INPUT RECORDS:
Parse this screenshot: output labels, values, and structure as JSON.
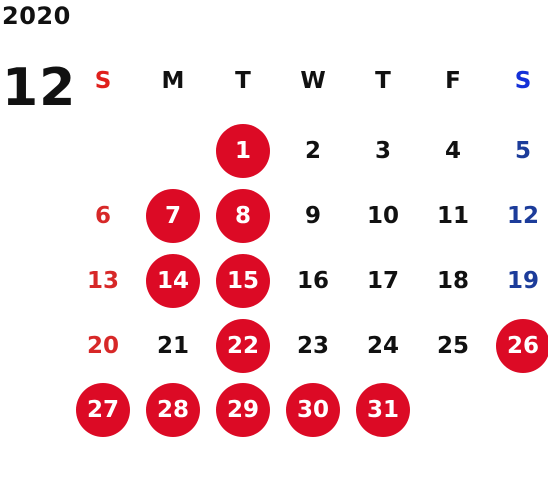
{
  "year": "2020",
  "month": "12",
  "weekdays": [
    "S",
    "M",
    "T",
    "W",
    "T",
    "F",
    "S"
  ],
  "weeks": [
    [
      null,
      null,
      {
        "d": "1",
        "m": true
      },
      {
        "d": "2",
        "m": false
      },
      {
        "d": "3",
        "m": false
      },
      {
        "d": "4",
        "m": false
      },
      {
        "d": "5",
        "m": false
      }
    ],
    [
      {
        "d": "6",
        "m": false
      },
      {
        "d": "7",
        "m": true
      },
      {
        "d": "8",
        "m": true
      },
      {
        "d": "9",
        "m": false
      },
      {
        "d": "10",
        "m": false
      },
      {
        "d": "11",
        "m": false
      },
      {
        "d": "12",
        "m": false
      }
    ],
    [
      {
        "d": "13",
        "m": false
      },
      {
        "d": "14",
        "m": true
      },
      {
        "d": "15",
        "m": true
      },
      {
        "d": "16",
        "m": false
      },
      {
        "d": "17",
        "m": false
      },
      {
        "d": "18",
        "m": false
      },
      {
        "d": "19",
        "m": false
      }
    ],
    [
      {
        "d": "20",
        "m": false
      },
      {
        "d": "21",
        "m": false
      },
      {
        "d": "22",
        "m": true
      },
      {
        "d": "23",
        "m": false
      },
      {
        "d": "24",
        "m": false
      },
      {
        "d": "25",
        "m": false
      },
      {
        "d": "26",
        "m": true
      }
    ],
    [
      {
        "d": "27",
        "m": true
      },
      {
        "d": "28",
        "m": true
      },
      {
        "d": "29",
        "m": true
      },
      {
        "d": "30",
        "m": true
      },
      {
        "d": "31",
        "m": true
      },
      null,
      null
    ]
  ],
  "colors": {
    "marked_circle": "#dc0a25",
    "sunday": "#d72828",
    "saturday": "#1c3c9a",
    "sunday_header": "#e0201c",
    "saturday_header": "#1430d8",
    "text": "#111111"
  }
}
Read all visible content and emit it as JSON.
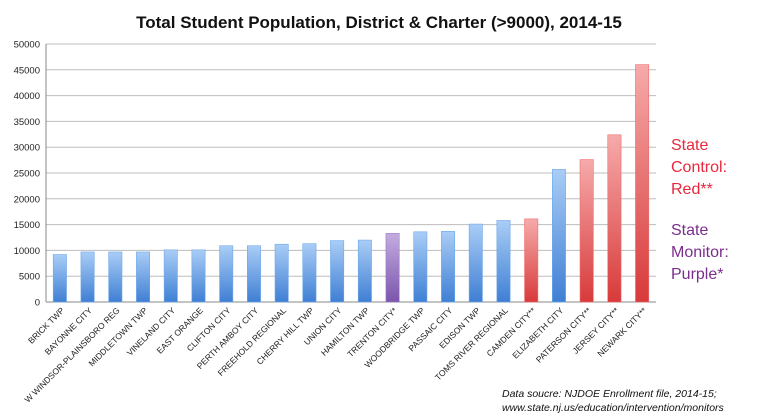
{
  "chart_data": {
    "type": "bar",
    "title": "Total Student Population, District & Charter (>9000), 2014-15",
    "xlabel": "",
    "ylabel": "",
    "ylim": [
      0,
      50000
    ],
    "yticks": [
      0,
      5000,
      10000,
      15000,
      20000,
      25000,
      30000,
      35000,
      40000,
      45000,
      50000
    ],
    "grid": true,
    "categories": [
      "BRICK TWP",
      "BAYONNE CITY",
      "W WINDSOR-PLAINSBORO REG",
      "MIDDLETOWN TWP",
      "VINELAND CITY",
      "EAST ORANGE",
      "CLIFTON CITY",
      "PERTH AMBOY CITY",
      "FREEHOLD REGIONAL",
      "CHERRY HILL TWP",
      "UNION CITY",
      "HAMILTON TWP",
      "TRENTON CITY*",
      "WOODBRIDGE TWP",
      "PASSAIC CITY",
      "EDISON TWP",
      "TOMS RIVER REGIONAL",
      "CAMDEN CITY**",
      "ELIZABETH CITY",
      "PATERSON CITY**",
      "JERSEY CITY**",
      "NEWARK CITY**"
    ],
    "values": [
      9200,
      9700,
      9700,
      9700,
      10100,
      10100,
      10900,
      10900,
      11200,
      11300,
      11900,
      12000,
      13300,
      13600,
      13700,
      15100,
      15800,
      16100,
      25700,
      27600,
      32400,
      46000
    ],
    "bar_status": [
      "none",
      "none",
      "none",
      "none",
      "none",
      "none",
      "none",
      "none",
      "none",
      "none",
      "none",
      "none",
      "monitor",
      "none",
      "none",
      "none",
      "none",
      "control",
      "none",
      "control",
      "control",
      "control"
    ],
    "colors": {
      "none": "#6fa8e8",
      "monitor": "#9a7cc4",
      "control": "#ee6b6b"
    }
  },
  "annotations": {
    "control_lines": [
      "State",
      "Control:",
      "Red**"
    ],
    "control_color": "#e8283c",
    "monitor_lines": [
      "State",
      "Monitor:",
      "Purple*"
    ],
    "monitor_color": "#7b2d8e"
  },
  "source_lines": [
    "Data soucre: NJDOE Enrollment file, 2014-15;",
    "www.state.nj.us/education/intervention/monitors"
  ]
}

DIRECTIVE:
Except for the pictures, reproduce every line exactly.

RESULT OF THE EXERCISE:
Parse this screenshot: output labels, values, and structure as JSON.
{
  "year": "2020",
  "month": "12",
  "weekdays": [
    "S",
    "M",
    "T",
    "W",
    "T",
    "F",
    "S"
  ],
  "weeks": [
    [
      null,
      null,
      {
        "d": "1",
        "m": true
      },
      {
        "d": "2",
        "m": false
      },
      {
        "d": "3",
        "m": false
      },
      {
        "d": "4",
        "m": false
      },
      {
        "d": "5",
        "m": false
      }
    ],
    [
      {
        "d": "6",
        "m": false
      },
      {
        "d": "7",
        "m": true
      },
      {
        "d": "8",
        "m": true
      },
      {
        "d": "9",
        "m": false
      },
      {
        "d": "10",
        "m": false
      },
      {
        "d": "11",
        "m": false
      },
      {
        "d": "12",
        "m": false
      }
    ],
    [
      {
        "d": "13",
        "m": false
      },
      {
        "d": "14",
        "m": true
      },
      {
        "d": "15",
        "m": true
      },
      {
        "d": "16",
        "m": false
      },
      {
        "d": "17",
        "m": false
      },
      {
        "d": "18",
        "m": false
      },
      {
        "d": "19",
        "m": false
      }
    ],
    [
      {
        "d": "20",
        "m": false
      },
      {
        "d": "21",
        "m": false
      },
      {
        "d": "22",
        "m": true
      },
      {
        "d": "23",
        "m": false
      },
      {
        "d": "24",
        "m": false
      },
      {
        "d": "25",
        "m": false
      },
      {
        "d": "26",
        "m": true
      }
    ],
    [
      {
        "d": "27",
        "m": true
      },
      {
        "d": "28",
        "m": true
      },
      {
        "d": "29",
        "m": true
      },
      {
        "d": "30",
        "m": true
      },
      {
        "d": "31",
        "m": true
      },
      null,
      null
    ]
  ],
  "colors": {
    "marked_circle": "#dc0a25",
    "sunday": "#d72828",
    "saturday": "#1c3c9a",
    "sunday_header": "#e0201c",
    "saturday_header": "#1430d8",
    "text": "#111111"
  }
}
Read all visible content and emit it as JSON.
{
  "chart_data": {
    "type": "bar",
    "title": "Total Student Population, District & Charter (>9000), 2014-15",
    "xlabel": "",
    "ylabel": "",
    "ylim": [
      0,
      50000
    ],
    "yticks": [
      0,
      5000,
      10000,
      15000,
      20000,
      25000,
      30000,
      35000,
      40000,
      45000,
      50000
    ],
    "grid": true,
    "categories": [
      "BRICK TWP",
      "BAYONNE CITY",
      "W WINDSOR-PLAINSBORO REG",
      "MIDDLETOWN TWP",
      "VINELAND CITY",
      "EAST ORANGE",
      "CLIFTON CITY",
      "PERTH AMBOY CITY",
      "FREEHOLD REGIONAL",
      "CHERRY HILL TWP",
      "UNION CITY",
      "HAMILTON TWP",
      "TRENTON CITY*",
      "WOODBRIDGE TWP",
      "PASSAIC CITY",
      "EDISON TWP",
      "TOMS RIVER REGIONAL",
      "CAMDEN CITY**",
      "ELIZABETH CITY",
      "PATERSON CITY**",
      "JERSEY CITY**",
      "NEWARK CITY**"
    ],
    "values": [
      9200,
      9700,
      9700,
      9700,
      10100,
      10100,
      10900,
      10900,
      11200,
      11300,
      11900,
      12000,
      13300,
      13600,
      13700,
      15100,
      15800,
      16100,
      25700,
      27600,
      32400,
      46000
    ],
    "bar_status": [
      "none",
      "none",
      "none",
      "none",
      "none",
      "none",
      "none",
      "none",
      "none",
      "none",
      "none",
      "none",
      "monitor",
      "none",
      "none",
      "none",
      "none",
      "control",
      "none",
      "control",
      "control",
      "control"
    ],
    "colors": {
      "none": "#6fa8e8",
      "monitor": "#9a7cc4",
      "control": "#ee6b6b"
    }
  },
  "annotations": {
    "control_lines": [
      "State",
      "Control:",
      "Red**"
    ],
    "control_color": "#e8283c",
    "monitor_lines": [
      "State",
      "Monitor:",
      "Purple*"
    ],
    "monitor_color": "#7b2d8e"
  },
  "source_lines": [
    "Data soucre: NJDOE Enrollment file, 2014-15;",
    "www.state.nj.us/education/intervention/monitors"
  ]
}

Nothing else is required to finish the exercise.